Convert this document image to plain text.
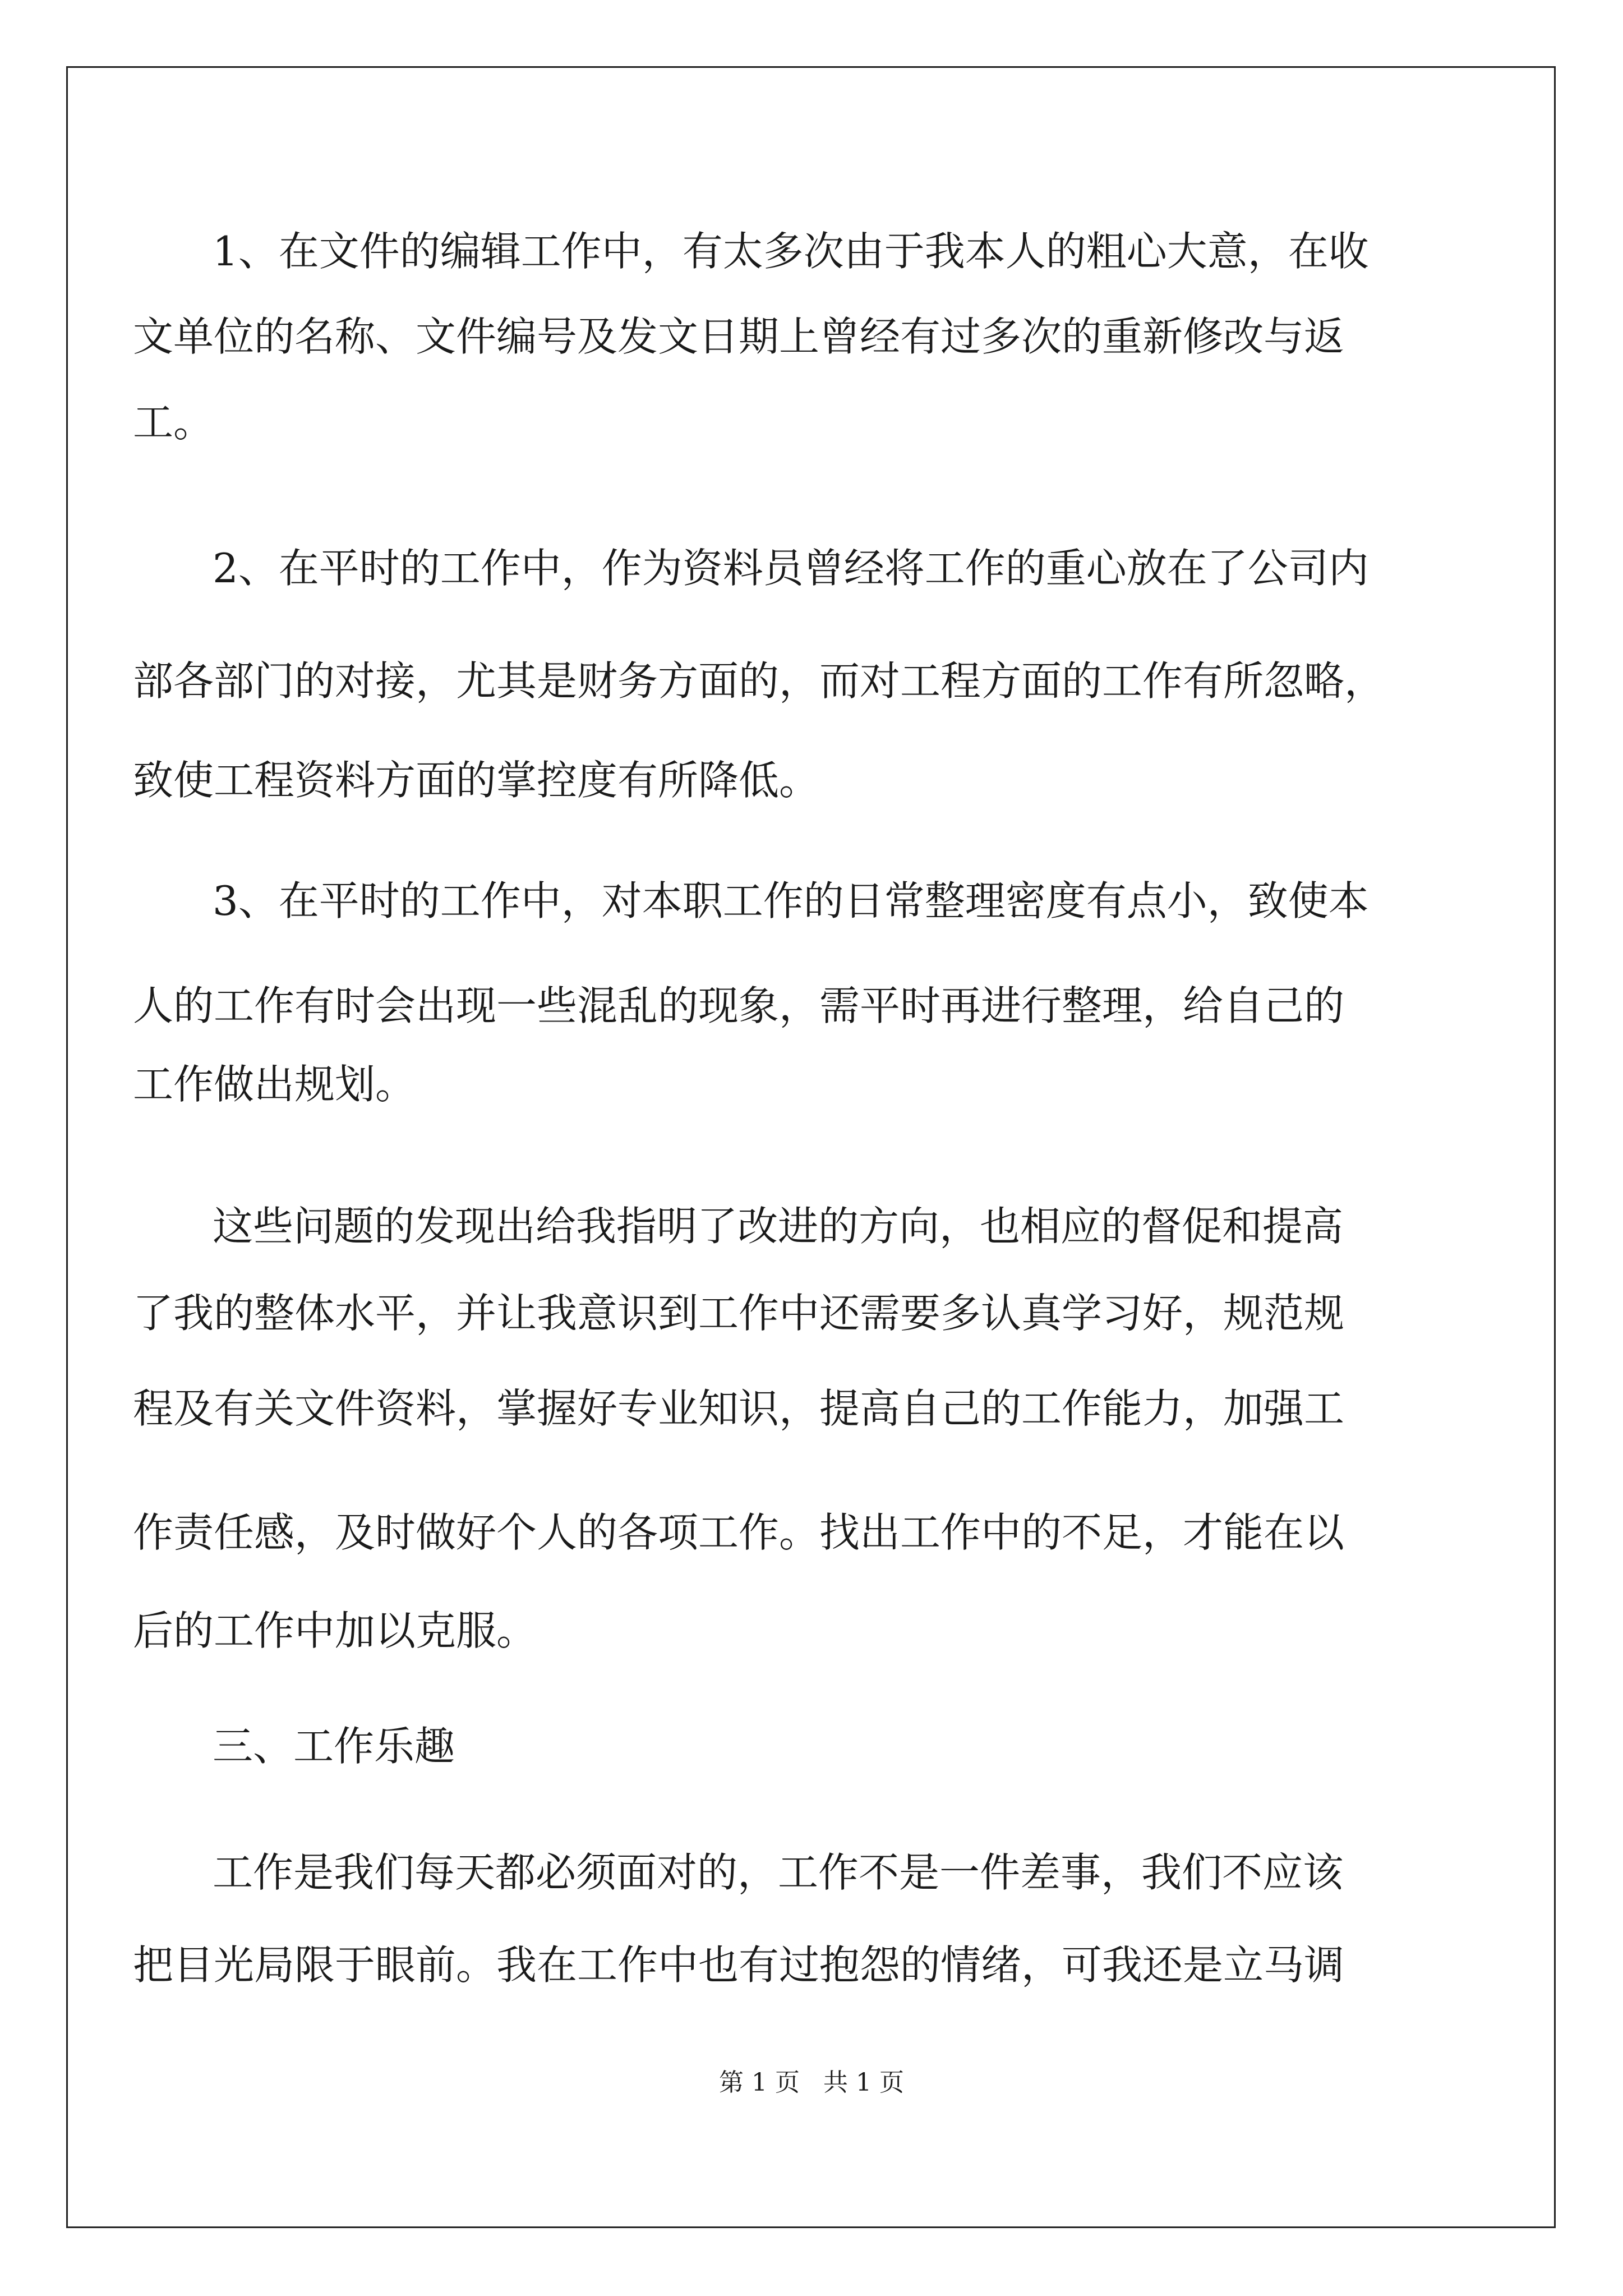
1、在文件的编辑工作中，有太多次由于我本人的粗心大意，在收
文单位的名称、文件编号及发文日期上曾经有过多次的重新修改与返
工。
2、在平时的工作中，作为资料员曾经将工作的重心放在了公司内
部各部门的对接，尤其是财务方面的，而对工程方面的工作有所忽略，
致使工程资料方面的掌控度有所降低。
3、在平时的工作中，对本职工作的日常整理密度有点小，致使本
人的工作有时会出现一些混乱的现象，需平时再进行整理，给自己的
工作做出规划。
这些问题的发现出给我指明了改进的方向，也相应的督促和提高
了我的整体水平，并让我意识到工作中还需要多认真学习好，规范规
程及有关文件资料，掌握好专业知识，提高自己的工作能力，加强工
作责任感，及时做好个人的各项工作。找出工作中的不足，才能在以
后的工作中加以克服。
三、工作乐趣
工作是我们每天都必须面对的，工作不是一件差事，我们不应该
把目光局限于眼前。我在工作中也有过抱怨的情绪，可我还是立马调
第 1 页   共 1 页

---

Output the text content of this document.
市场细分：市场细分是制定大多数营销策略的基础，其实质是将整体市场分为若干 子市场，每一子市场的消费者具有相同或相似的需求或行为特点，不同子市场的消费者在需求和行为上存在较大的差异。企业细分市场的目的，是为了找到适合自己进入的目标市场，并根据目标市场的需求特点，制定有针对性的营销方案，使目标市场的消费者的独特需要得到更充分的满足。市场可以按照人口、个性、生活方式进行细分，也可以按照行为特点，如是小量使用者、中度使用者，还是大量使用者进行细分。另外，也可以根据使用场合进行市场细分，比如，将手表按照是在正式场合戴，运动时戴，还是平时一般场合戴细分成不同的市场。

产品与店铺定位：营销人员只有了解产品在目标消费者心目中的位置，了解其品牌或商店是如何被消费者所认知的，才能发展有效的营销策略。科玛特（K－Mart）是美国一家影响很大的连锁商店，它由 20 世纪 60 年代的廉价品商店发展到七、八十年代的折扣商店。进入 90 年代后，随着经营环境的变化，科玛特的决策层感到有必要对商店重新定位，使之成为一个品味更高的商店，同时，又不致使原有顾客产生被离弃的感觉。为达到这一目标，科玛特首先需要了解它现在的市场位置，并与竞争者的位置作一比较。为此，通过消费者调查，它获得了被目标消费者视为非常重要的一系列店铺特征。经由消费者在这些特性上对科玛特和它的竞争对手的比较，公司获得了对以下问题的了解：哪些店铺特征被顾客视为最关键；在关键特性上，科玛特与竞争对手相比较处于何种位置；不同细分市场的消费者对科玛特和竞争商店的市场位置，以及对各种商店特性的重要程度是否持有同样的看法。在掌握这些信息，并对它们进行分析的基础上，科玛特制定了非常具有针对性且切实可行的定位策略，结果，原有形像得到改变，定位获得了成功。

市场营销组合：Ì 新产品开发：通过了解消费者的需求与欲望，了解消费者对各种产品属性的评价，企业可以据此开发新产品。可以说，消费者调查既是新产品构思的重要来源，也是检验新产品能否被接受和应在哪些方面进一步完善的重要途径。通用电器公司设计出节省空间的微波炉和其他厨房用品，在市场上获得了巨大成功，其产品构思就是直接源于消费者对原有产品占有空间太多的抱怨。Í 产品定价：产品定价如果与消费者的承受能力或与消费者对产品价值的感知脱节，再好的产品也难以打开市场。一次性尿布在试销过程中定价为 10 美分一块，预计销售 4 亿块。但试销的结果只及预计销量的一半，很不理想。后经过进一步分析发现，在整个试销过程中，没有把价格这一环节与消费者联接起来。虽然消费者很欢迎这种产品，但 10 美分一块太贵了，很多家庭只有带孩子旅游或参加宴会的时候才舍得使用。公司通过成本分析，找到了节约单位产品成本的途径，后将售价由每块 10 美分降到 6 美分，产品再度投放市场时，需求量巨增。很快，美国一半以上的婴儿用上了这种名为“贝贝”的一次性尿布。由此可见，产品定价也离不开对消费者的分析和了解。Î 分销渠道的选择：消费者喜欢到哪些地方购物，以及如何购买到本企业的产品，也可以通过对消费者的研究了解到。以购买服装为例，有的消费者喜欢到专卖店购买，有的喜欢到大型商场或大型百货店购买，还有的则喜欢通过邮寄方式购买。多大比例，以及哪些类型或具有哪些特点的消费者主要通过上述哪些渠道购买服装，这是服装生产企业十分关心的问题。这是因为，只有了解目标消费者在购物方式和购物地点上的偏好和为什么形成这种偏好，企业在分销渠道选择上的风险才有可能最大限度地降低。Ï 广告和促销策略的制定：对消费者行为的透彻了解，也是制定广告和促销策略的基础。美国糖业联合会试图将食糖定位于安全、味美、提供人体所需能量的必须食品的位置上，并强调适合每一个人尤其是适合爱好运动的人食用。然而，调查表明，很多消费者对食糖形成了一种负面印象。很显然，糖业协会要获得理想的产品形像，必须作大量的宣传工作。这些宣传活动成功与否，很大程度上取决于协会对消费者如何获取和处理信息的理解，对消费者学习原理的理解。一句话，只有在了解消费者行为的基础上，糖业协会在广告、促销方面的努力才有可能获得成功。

Problem to solve
Scan the material above. Extract every line in which the word "在平时的工作中" occurs.

Finished exercise
2、在平时的工作中，作为资料员曾经将工作的重心放在了公司内
3、在平时的工作中，对本职工作的日常整理密度有点小，致使本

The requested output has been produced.